WORK REQUIRED: Set each record down exactly, excluding all images.

======== RAW RECORDS ========

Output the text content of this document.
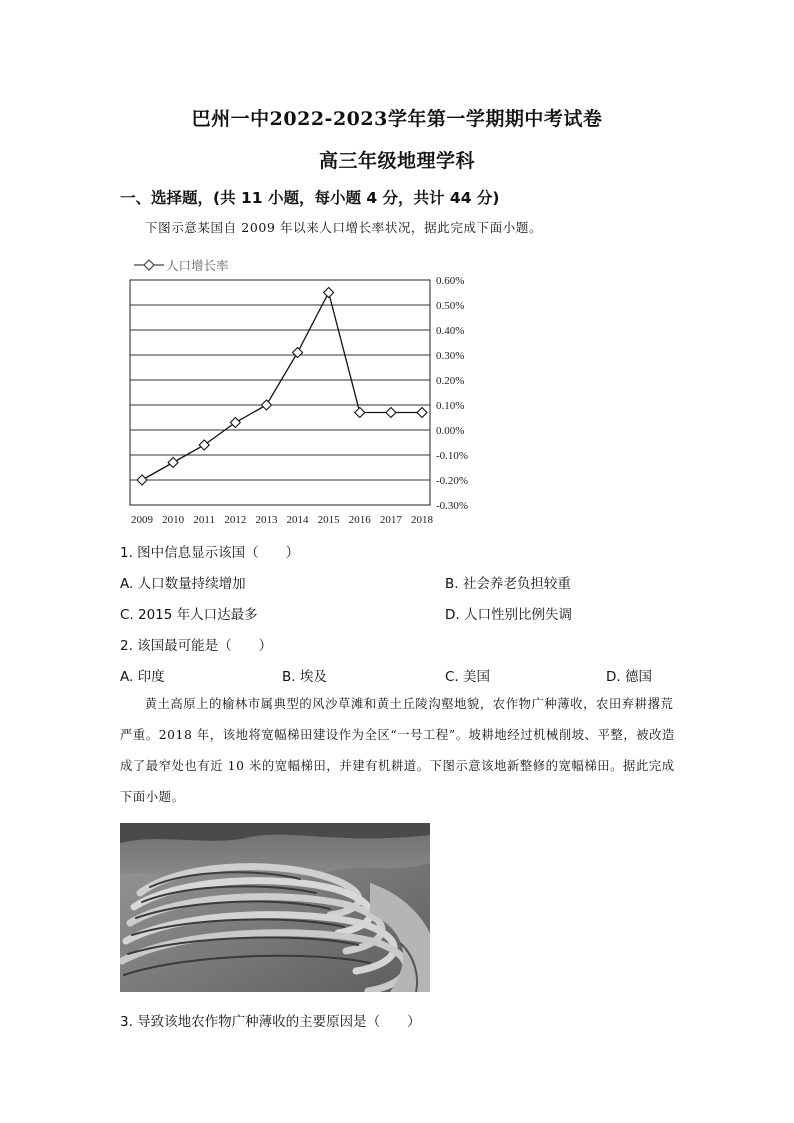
巴州一中2022-2023学年第一学期期中考试卷
高三年级地理学科
一、选择题，(共 11 小题，每小题 4 分，共计 44 分)
下图示意某国自 2009 年以来人口增长率状况，据此完成下面小题。
人口增长率
0.60%
0.50%
0.40%
0.30%
0.20%
0.10%
0.00%
-0.10%
-0.20%
-0.30%
2009 2010 2011 2012 2013 2014 2015 2016 2017 2018
1. 图中信息显示该国（　　）
A. 人口数量持续增加	B. 社会养老负担较重
C. 2015 年人口达最多	D. 人口性别比例失调
2. 该国最可能是（　　）
A. 印度	B. 埃及	C. 美国	D. 德国
黄土高原上的榆林市属典型的风沙草滩和黄土丘陵沟壑地貌，农作物广种薄收，农田弃耕撂荒严重。2018 年，该地将宽幅梯田建设作为全区“一号工程”。坡耕地经过机械削坡、平整，被改造成了最窄处也有近 10 米的宽幅梯田，并建有机耕道。下图示意该地新整修的宽幅梯田。据此完成下面小题。
3. 导致该地农作物广种薄收的主要原因是（　　）
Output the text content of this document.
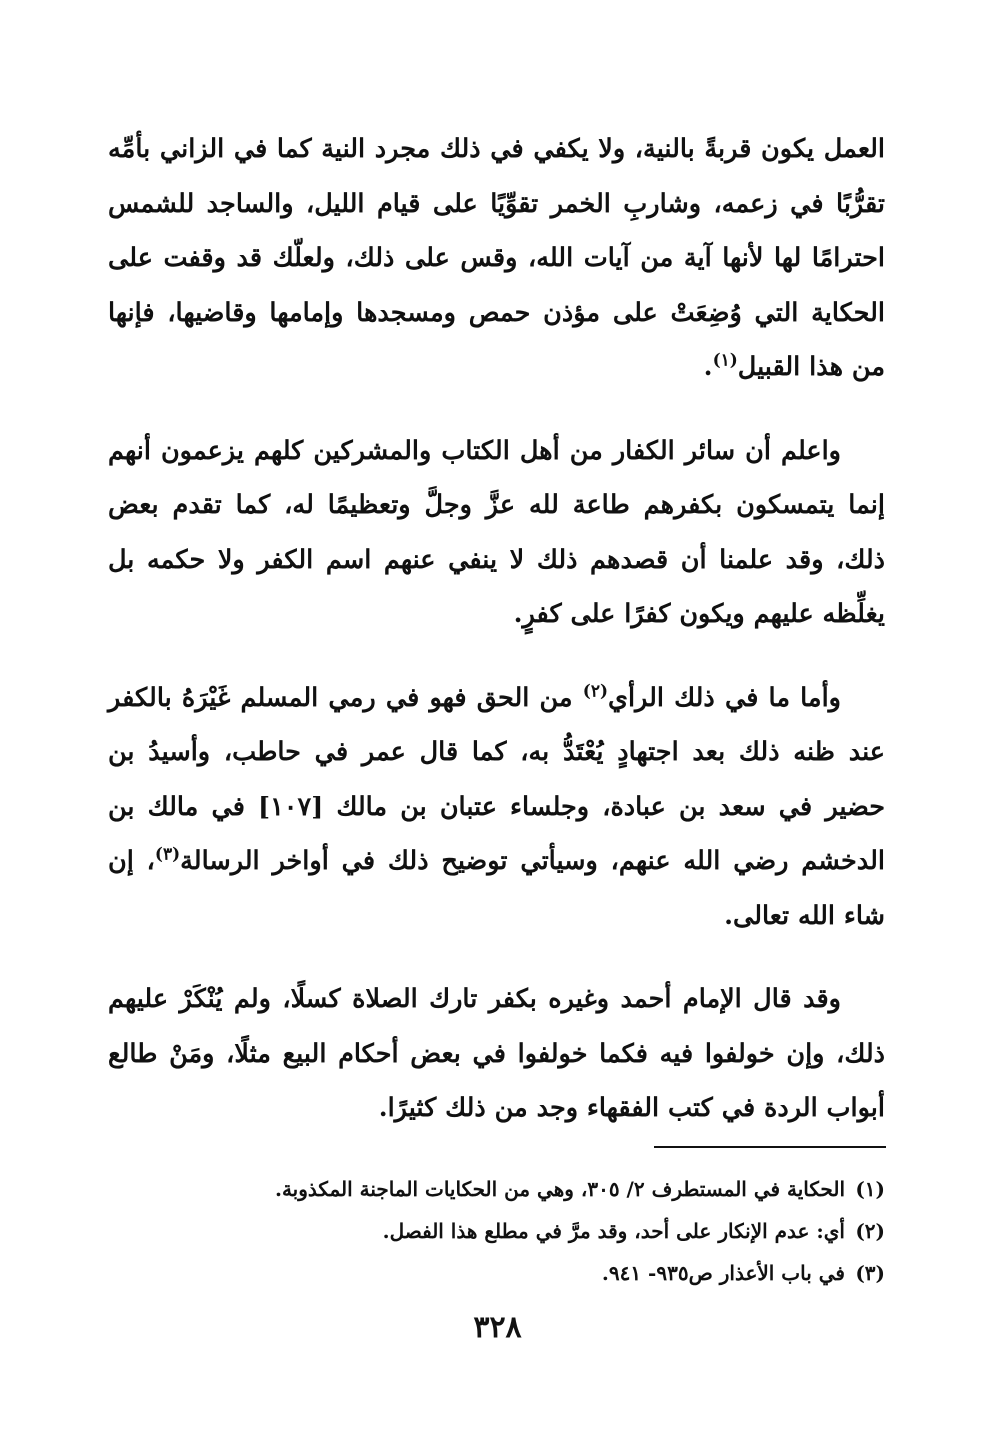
العمل يكون قربةً بالنية، ولا يكفي في ذلك مجرد النية كما في الزاني بأمِّه تقرُّبًا في زعمه، وشاربِ الخمر تقوِّيًا على قيام الليل، والساجد للشمس احترامًا لها لأنها آية من آيات الله، وقس على ذلك، ولعلّك قد وقفت على الحكاية التي وُضِعَتْ على مؤذن حمص ومسجدها وإمامها وقاضيها، فإنها من هذا القبيل$^{(١)}$.

واعلم أن سائر الكفار من أهل الكتاب والمشركين كلهم يزعمون أنهم إنما يتمسكون بكفرهم طاعة لله عزَّ وجلَّ وتعظيمًا له، كما تقدم بعض ذلك، وقد علمنا أن قصدهم ذلك لا ينفي عنهم اسم الكفر ولا حكمه بل يغلِّظه عليهم ويكون كفرًا على كفرٍ.

وأما ما في ذلك الرأي$^{(٢)}$ من الحق فهو في رمي المسلم غَيْرَهُ بالكفر عند ظنه ذلك بعد اجتهادٍ يُعْتَدُّ به، كما قال عمر في حاطب، وأسيدُ بن حضير في سعد بن عبادة، وجلساء عتبان بن مالك [١٠٧] في مالك بن الدخشم رضي الله عنهم، وسيأتي توضيح ذلك في أواخر الرسالة$^{(٣)}$، إن شاء الله تعالى.

وقد قال الإمام أحمد وغيره بكفر تارك الصلاة كسلًا، ولم يُنْكَرْ عليهم ذلك، وإن خولفوا فيه فكما خولفوا في بعض أحكام البيع مثلًا، ومَنْ طالع أبواب الردة في كتب الفقهاء وجد من ذلك كثيرًا.

(١)الحكاية في المستطرف ٢/ ٣٠٥، وهي من الحكايات الماجنة المكذوبة.

(٢)أي: عدم الإنكار على أحد، وقد مرَّ في مطلع هذا الفصل.

(٣)في باب الأعذار ص٩٣٥- ٩٤١.

٣٢٨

========

CORRECT ANSWER:
Output the text content of this document.
巴州一中2022-2023学年第一学期期中考试卷
高三年级地理学科
一、选择题，(共 11 小题，每小题 4 分，共计 44 分)
下图示意某国自 2009 年以来人口增长率状况，据此完成下面小题。
人口增长率
0.60%
0.50%
0.40%
0.30%
0.20%
0.10%
0.00%
-0.10%
-0.20%
-0.30%
2009 2010 2011 2012 2013 2014 2015 2016 2017 2018
1. 图中信息显示该国（　　）
A. 人口数量持续增加	B. 社会养老负担较重
C. 2015 年人口达最多	D. 人口性别比例失调
2. 该国最可能是（　　）
A. 印度	B. 埃及	C. 美国	D. 德国
黄土高原上的榆林市属典型的风沙草滩和黄土丘陵沟壑地貌，农作物广种薄收，农田弃耕撂荒严重。2018 年，该地将宽幅梯田建设作为全区“一号工程”。坡耕地经过机械削坡、平整，被改造成了最窄处也有近 10 米的宽幅梯田，并建有机耕道。下图示意该地新整修的宽幅梯田。据此完成下面小题。
3. 导致该地农作物广种薄收的主要原因是（　　）
Output the text content of this document.
العمل يكون قربةً بالنية، ولا يكفي في ذلك مجرد النية كما في الزاني بأمِّه تقرُّبًا في زعمه، وشاربِ الخمر تقوِّيًا على قيام الليل، والساجد للشمس احترامًا لها لأنها آية من آيات الله، وقس على ذلك، ولعلّك قد وقفت على الحكاية التي وُضِعَتْ على مؤذن حمص ومسجدها وإمامها وقاضيها، فإنها من هذا القبيل$^{(١)}$.

واعلم أن سائر الكفار من أهل الكتاب والمشركين كلهم يزعمون أنهم إنما يتمسكون بكفرهم طاعة لله عزَّ وجلَّ وتعظيمًا له، كما تقدم بعض ذلك، وقد علمنا أن قصدهم ذلك لا ينفي عنهم اسم الكفر ولا حكمه بل يغلِّظه عليهم ويكون كفرًا على كفرٍ.

وأما ما في ذلك الرأي$^{(٢)}$ من الحق فهو في رمي المسلم غَيْرَهُ بالكفر عند ظنه ذلك بعد اجتهادٍ يُعْتَدُّ به، كما قال عمر في حاطب، وأسيدُ بن حضير في سعد بن عبادة، وجلساء عتبان بن مالك [١٠٧] في مالك بن الدخشم رضي الله عنهم، وسيأتي توضيح ذلك في أواخر الرسالة$^{(٣)}$، إن شاء الله تعالى.

وقد قال الإمام أحمد وغيره بكفر تارك الصلاة كسلًا، ولم يُنْكَرْ عليهم ذلك، وإن خولفوا فيه فكما خولفوا في بعض أحكام البيع مثلًا، ومَنْ طالع أبواب الردة في كتب الفقهاء وجد من ذلك كثيرًا.

(١)الحكاية في المستطرف ٢/ ٣٠٥، وهي من الحكايات الماجنة المكذوبة.

(٢)أي: عدم الإنكار على أحد، وقد مرَّ في مطلع هذا الفصل.

(٣)في باب الأعذار ص٩٣٥- ٩٤١.

٣٢٨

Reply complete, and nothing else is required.